### GOAL
Quote the records that follow in full and exactly; leave out the pictures.

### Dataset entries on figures
★ ★ ★

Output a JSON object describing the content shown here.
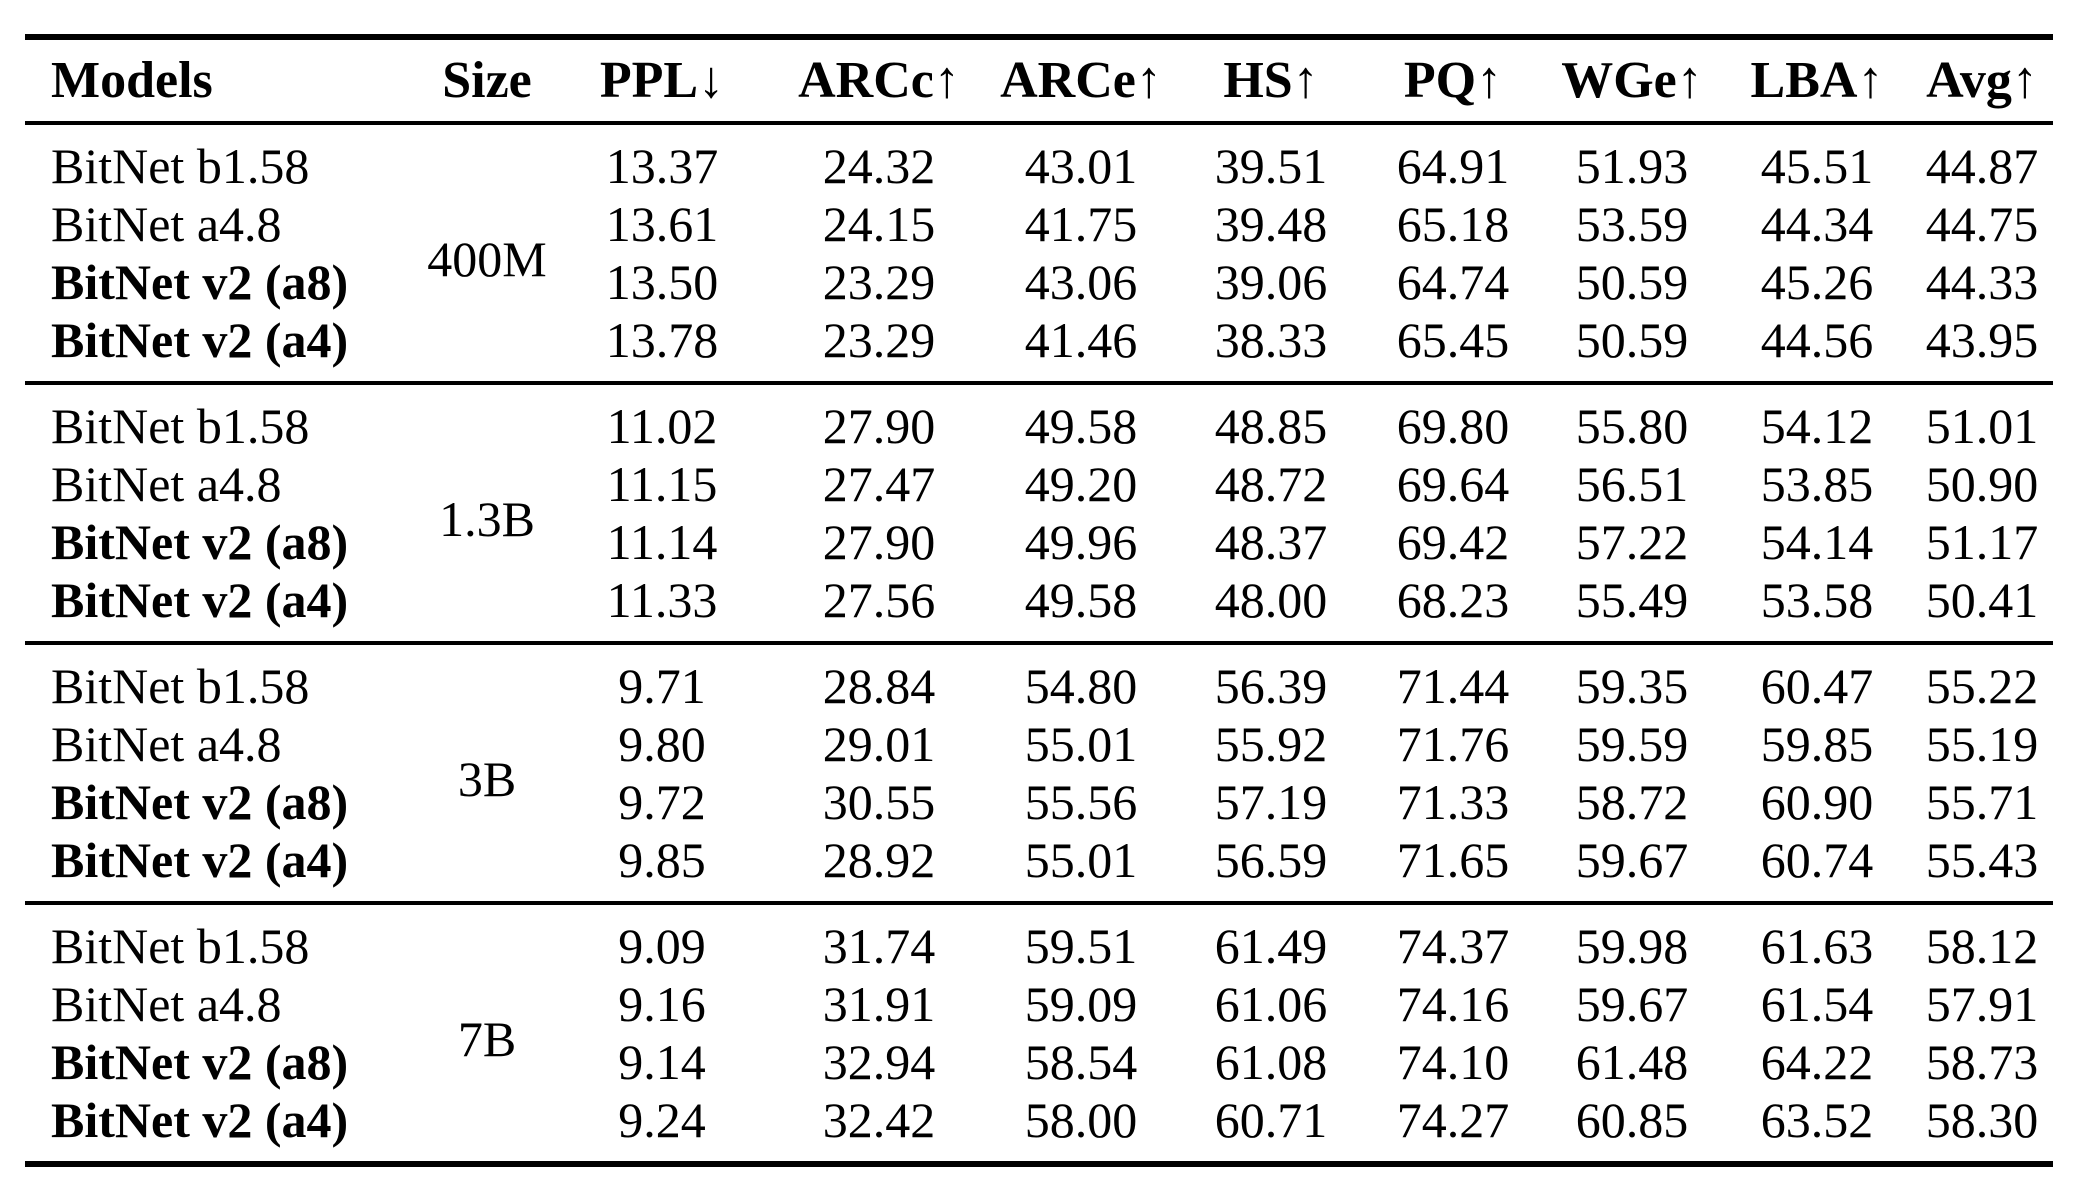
{
  "page": {
    "background": "#ffffff",
    "text_color": "#000000",
    "rule_color": "#000000"
  },
  "table": {
    "headers": [
      "Models",
      "Size",
      "PPL↓",
      "ARCc↑",
      "ARCe↑",
      "HS↑",
      "PQ↑",
      "WGe↑",
      "LBA↑",
      "Avg↑"
    ],
    "groups": [
      {
        "size": "400M",
        "rows": [
          {
            "model": "BitNet b1.58",
            "bold": false,
            "values": [
              "13.37",
              "24.32",
              "43.01",
              "39.51",
              "64.91",
              "51.93",
              "45.51",
              "44.87"
            ]
          },
          {
            "model": "BitNet a4.8",
            "bold": false,
            "values": [
              "13.61",
              "24.15",
              "41.75",
              "39.48",
              "65.18",
              "53.59",
              "44.34",
              "44.75"
            ]
          },
          {
            "model": "BitNet v2 (a8)",
            "bold": true,
            "values": [
              "13.50",
              "23.29",
              "43.06",
              "39.06",
              "64.74",
              "50.59",
              "45.26",
              "44.33"
            ]
          },
          {
            "model": "BitNet v2 (a4)",
            "bold": true,
            "values": [
              "13.78",
              "23.29",
              "41.46",
              "38.33",
              "65.45",
              "50.59",
              "44.56",
              "43.95"
            ]
          }
        ]
      },
      {
        "size": "1.3B",
        "rows": [
          {
            "model": "BitNet b1.58",
            "bold": false,
            "values": [
              "11.02",
              "27.90",
              "49.58",
              "48.85",
              "69.80",
              "55.80",
              "54.12",
              "51.01"
            ]
          },
          {
            "model": "BitNet a4.8",
            "bold": false,
            "values": [
              "11.15",
              "27.47",
              "49.20",
              "48.72",
              "69.64",
              "56.51",
              "53.85",
              "50.90"
            ]
          },
          {
            "model": "BitNet v2 (a8)",
            "bold": true,
            "values": [
              "11.14",
              "27.90",
              "49.96",
              "48.37",
              "69.42",
              "57.22",
              "54.14",
              "51.17"
            ]
          },
          {
            "model": "BitNet v2 (a4)",
            "bold": true,
            "values": [
              "11.33",
              "27.56",
              "49.58",
              "48.00",
              "68.23",
              "55.49",
              "53.58",
              "50.41"
            ]
          }
        ]
      },
      {
        "size": "3B",
        "rows": [
          {
            "model": "BitNet b1.58",
            "bold": false,
            "values": [
              "9.71",
              "28.84",
              "54.80",
              "56.39",
              "71.44",
              "59.35",
              "60.47",
              "55.22"
            ]
          },
          {
            "model": "BitNet a4.8",
            "bold": false,
            "values": [
              "9.80",
              "29.01",
              "55.01",
              "55.92",
              "71.76",
              "59.59",
              "59.85",
              "55.19"
            ]
          },
          {
            "model": "BitNet v2 (a8)",
            "bold": true,
            "values": [
              "9.72",
              "30.55",
              "55.56",
              "57.19",
              "71.33",
              "58.72",
              "60.90",
              "55.71"
            ]
          },
          {
            "model": "BitNet v2 (a4)",
            "bold": true,
            "values": [
              "9.85",
              "28.92",
              "55.01",
              "56.59",
              "71.65",
              "59.67",
              "60.74",
              "55.43"
            ]
          }
        ]
      },
      {
        "size": "7B",
        "rows": [
          {
            "model": "BitNet b1.58",
            "bold": false,
            "values": [
              "9.09",
              "31.74",
              "59.51",
              "61.49",
              "74.37",
              "59.98",
              "61.63",
              "58.12"
            ]
          },
          {
            "model": "BitNet a4.8",
            "bold": false,
            "values": [
              "9.16",
              "31.91",
              "59.09",
              "61.06",
              "74.16",
              "59.67",
              "61.54",
              "57.91"
            ]
          },
          {
            "model": "BitNet v2 (a8)",
            "bold": true,
            "values": [
              "9.14",
              "32.94",
              "58.54",
              "61.08",
              "74.10",
              "61.48",
              "64.22",
              "58.73"
            ]
          },
          {
            "model": "BitNet v2 (a4)",
            "bold": true,
            "values": [
              "9.24",
              "32.42",
              "58.00",
              "60.71",
              "74.27",
              "60.85",
              "63.52",
              "58.30"
            ]
          }
        ]
      }
    ]
  }
}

★ ★ ★

### TASK RESPONSE
Output a JSON object describing the content shown here.
{
  "page": {
    "background": "#ffffff",
    "text_color": "#000000",
    "rule_color": "#000000"
  },
  "table": {
    "headers": [
      "Models",
      "Size",
      "PPL↓",
      "ARCc↑",
      "ARCe↑",
      "HS↑",
      "PQ↑",
      "WGe↑",
      "LBA↑",
      "Avg↑"
    ],
    "groups": [
      {
        "size": "400M",
        "rows": [
          {
            "model": "BitNet b1.58",
            "bold": false,
            "values": [
              "13.37",
              "24.32",
              "43.01",
              "39.51",
              "64.91",
              "51.93",
              "45.51",
              "44.87"
            ]
          },
          {
            "model": "BitNet a4.8",
            "bold": false,
            "values": [
              "13.61",
              "24.15",
              "41.75",
              "39.48",
              "65.18",
              "53.59",
              "44.34",
              "44.75"
            ]
          },
          {
            "model": "BitNet v2 (a8)",
            "bold": true,
            "values": [
              "13.50",
              "23.29",
              "43.06",
              "39.06",
              "64.74",
              "50.59",
              "45.26",
              "44.33"
            ]
          },
          {
            "model": "BitNet v2 (a4)",
            "bold": true,
            "values": [
              "13.78",
              "23.29",
              "41.46",
              "38.33",
              "65.45",
              "50.59",
              "44.56",
              "43.95"
            ]
          }
        ]
      },
      {
        "size": "1.3B",
        "rows": [
          {
            "model": "BitNet b1.58",
            "bold": false,
            "values": [
              "11.02",
              "27.90",
              "49.58",
              "48.85",
              "69.80",
              "55.80",
              "54.12",
              "51.01"
            ]
          },
          {
            "model": "BitNet a4.8",
            "bold": false,
            "values": [
              "11.15",
              "27.47",
              "49.20",
              "48.72",
              "69.64",
              "56.51",
              "53.85",
              "50.90"
            ]
          },
          {
            "model": "BitNet v2 (a8)",
            "bold": true,
            "values": [
              "11.14",
              "27.90",
              "49.96",
              "48.37",
              "69.42",
              "57.22",
              "54.14",
              "51.17"
            ]
          },
          {
            "model": "BitNet v2 (a4)",
            "bold": true,
            "values": [
              "11.33",
              "27.56",
              "49.58",
              "48.00",
              "68.23",
              "55.49",
              "53.58",
              "50.41"
            ]
          }
        ]
      },
      {
        "size": "3B",
        "rows": [
          {
            "model": "BitNet b1.58",
            "bold": false,
            "values": [
              "9.71",
              "28.84",
              "54.80",
              "56.39",
              "71.44",
              "59.35",
              "60.47",
              "55.22"
            ]
          },
          {
            "model": "BitNet a4.8",
            "bold": false,
            "values": [
              "9.80",
              "29.01",
              "55.01",
              "55.92",
              "71.76",
              "59.59",
              "59.85",
              "55.19"
            ]
          },
          {
            "model": "BitNet v2 (a8)",
            "bold": true,
            "values": [
              "9.72",
              "30.55",
              "55.56",
              "57.19",
              "71.33",
              "58.72",
              "60.90",
              "55.71"
            ]
          },
          {
            "model": "BitNet v2 (a4)",
            "bold": true,
            "values": [
              "9.85",
              "28.92",
              "55.01",
              "56.59",
              "71.65",
              "59.67",
              "60.74",
              "55.43"
            ]
          }
        ]
      },
      {
        "size": "7B",
        "rows": [
          {
            "model": "BitNet b1.58",
            "bold": false,
            "values": [
              "9.09",
              "31.74",
              "59.51",
              "61.49",
              "74.37",
              "59.98",
              "61.63",
              "58.12"
            ]
          },
          {
            "model": "BitNet a4.8",
            "bold": false,
            "values": [
              "9.16",
              "31.91",
              "59.09",
              "61.06",
              "74.16",
              "59.67",
              "61.54",
              "57.91"
            ]
          },
          {
            "model": "BitNet v2 (a8)",
            "bold": true,
            "values": [
              "9.14",
              "32.94",
              "58.54",
              "61.08",
              "74.10",
              "61.48",
              "64.22",
              "58.73"
            ]
          },
          {
            "model": "BitNet v2 (a4)",
            "bold": true,
            "values": [
              "9.24",
              "32.42",
              "58.00",
              "60.71",
              "74.27",
              "60.85",
              "63.52",
              "58.30"
            ]
          }
        ]
      }
    ]
  }
}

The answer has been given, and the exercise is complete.